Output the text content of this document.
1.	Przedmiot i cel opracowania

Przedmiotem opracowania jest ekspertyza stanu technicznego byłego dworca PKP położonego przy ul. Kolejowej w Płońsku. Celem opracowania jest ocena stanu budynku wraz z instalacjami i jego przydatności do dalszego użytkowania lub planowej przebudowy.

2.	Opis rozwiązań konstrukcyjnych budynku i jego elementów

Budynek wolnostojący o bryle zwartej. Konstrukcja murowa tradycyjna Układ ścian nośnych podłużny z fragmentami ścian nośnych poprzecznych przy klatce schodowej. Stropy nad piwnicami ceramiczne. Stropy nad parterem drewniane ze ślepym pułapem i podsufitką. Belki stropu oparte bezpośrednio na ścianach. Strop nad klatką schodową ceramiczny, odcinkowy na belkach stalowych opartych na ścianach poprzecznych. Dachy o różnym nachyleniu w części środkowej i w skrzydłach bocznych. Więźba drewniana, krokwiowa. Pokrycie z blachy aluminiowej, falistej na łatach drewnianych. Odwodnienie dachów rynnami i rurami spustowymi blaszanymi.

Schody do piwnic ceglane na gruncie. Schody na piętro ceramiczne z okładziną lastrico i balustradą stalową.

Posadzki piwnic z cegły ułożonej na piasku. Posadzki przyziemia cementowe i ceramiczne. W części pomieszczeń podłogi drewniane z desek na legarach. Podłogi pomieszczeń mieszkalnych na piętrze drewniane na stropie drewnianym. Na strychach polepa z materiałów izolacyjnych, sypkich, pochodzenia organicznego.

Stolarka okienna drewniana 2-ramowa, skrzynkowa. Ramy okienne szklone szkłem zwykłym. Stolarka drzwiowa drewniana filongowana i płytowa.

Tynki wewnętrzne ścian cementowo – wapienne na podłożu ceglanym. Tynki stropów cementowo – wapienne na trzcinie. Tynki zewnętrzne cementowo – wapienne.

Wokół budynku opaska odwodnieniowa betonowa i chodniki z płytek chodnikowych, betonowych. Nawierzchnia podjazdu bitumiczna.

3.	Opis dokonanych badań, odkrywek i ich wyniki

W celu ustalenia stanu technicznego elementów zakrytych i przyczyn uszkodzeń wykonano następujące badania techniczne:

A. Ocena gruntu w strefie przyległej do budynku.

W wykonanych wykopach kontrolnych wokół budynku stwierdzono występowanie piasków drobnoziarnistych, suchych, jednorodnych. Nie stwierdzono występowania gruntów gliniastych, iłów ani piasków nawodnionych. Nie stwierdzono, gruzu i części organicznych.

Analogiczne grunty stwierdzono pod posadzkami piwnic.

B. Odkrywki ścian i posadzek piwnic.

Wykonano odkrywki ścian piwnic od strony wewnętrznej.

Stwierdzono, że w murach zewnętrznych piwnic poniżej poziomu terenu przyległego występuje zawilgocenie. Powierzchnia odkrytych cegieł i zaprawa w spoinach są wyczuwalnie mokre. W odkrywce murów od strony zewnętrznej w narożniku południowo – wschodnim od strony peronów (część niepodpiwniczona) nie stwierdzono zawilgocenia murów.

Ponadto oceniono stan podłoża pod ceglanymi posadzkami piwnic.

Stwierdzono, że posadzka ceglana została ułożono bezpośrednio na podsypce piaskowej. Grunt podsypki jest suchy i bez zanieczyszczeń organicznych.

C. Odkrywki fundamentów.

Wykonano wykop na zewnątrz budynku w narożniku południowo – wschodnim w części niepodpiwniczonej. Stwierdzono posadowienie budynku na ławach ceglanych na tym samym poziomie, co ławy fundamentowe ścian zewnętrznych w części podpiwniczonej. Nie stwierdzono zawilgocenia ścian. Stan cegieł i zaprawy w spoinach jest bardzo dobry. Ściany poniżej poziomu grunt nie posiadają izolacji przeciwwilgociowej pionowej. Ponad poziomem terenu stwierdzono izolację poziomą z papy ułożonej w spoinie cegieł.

● **Exercise directions**:
Of all the lines in the listing above, how many contain the word "Opis"? Answer with the number alone.

● **Task solution**:
2